[Element box records]
++++++++++
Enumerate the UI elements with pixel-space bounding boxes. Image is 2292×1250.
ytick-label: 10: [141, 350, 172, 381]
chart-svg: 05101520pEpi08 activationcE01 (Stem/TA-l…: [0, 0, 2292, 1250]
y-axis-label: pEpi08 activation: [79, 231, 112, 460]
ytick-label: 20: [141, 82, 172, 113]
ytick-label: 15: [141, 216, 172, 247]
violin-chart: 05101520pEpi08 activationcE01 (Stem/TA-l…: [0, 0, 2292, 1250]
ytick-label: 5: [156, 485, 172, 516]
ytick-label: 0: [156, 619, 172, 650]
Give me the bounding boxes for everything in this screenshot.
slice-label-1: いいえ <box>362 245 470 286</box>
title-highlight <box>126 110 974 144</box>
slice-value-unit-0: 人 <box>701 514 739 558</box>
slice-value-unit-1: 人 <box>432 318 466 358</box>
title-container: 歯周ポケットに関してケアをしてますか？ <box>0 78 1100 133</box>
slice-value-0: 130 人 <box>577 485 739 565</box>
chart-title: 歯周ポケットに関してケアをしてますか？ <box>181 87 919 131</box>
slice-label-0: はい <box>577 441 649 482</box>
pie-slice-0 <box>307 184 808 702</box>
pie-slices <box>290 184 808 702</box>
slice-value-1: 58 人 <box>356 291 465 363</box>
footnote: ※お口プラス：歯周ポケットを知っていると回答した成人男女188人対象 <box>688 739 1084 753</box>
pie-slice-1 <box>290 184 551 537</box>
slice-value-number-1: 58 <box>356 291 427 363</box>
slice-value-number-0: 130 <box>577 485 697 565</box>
++++++++++
**TO BE DONE**
Render the records above as a Markdown table with the columns "Row" and "Line," covering only the lines from the start of the records up to and including the line with "slice-value-0: 130 人". Give each line its own numbered row and leave out any blank lines.

**FULL OUTPUT**
| Row | Line |
|---|---|
| 1 | Enumerate the UI elements with pixel-space bounding boxes. Image is 2292×1250. |
| 2 | ytick-label: 10: [141, 350, 172, 381] |
| 3 | chart-svg: 05101520pEpi08 activationcE01 (Stem/TA-l…: [0, 0, 2292, 1250] |
| 4 | y-axis-label: pEpi08 activation: [79, 231, 112, 460] |
| 5 | ytick-label: 20: [141, 82, 172, 113] |
| 6 | ytick-label: 15: [141, 216, 172, 247] |
| 7 | violin-chart: 05101520pEpi08 activationcE01 (Stem/TA-l…: [0, 0, 2292, 1250] |
| 8 | ytick-label: 5: [156, 485, 172, 516] |
| 9 | ytick-label: 0: [156, 619, 172, 650] |
| 10 | Give me the bounding boxes for everything in this screenshot. |
| 11 | slice-label-1: いいえ <box>362 245 470 286</box> |
| 12 | title-highlight <box>126 110 974 144</box> |
| 13 | slice-value-unit-0: 人 <box>701 514 739 558</box> |
| 14 | slice-value-unit-1: 人 <box>432 318 466 358</box> |
| 15 | title-container: 歯周ポケットに関してケアをしてますか？ <box>0 78 1100 133</box> |
| 16 | slice-value-0: 130 人 <box>577 485 739 565</box> |